- _RAW RECORDS_
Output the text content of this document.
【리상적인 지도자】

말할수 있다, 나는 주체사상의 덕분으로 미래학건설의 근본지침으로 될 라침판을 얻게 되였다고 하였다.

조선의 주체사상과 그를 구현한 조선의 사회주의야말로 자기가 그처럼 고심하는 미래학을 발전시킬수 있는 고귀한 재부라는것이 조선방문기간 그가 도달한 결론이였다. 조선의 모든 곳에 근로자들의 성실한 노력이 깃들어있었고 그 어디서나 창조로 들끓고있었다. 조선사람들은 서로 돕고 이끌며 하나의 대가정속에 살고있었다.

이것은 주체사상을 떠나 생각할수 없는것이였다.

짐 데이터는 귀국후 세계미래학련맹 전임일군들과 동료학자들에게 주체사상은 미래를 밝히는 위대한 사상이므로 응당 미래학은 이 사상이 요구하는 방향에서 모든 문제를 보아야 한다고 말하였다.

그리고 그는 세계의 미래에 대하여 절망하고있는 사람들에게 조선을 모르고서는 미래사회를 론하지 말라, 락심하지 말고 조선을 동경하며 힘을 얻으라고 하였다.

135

- _TASK DIRECTIONS_
Return the listing above in full, character for character.

- _FULL SOLUTION_
Output the text content of this document.
【리상적인 지도자】

말할수 있다, 나는 주체사상의 덕분으로 미래학건설의 근본지침으로 될 라침판을 얻게 되였다고 하였다.

조선의 주체사상과 그를 구현한 조선의 사회주의야말로 자기가 그처럼 고심하는 미래학을 발전시킬수 있는 고귀한 재부라는것이 조선방문기간 그가 도달한 결론이였다. 조선의 모든 곳에 근로자들의 성실한 노력이 깃들어있었고 그 어디서나 창조로 들끓고있었다. 조선사람들은 서로 돕고 이끌며 하나의 대가정속에 살고있었다.

이것은 주체사상을 떠나 생각할수 없는것이였다.

짐 데이터는 귀국후 세계미래학련맹 전임일군들과 동료학자들에게 주체사상은 미래를 밝히는 위대한 사상이므로 응당 미래학은 이 사상이 요구하는 방향에서 모든 문제를 보아야 한다고 말하였다.

그리고 그는 세계의 미래에 대하여 절망하고있는 사람들에게 조선을 모르고서는 미래사회를 론하지 말라, 락심하지 말고 조선을 동경하며 힘을 얻으라고 하였다.

135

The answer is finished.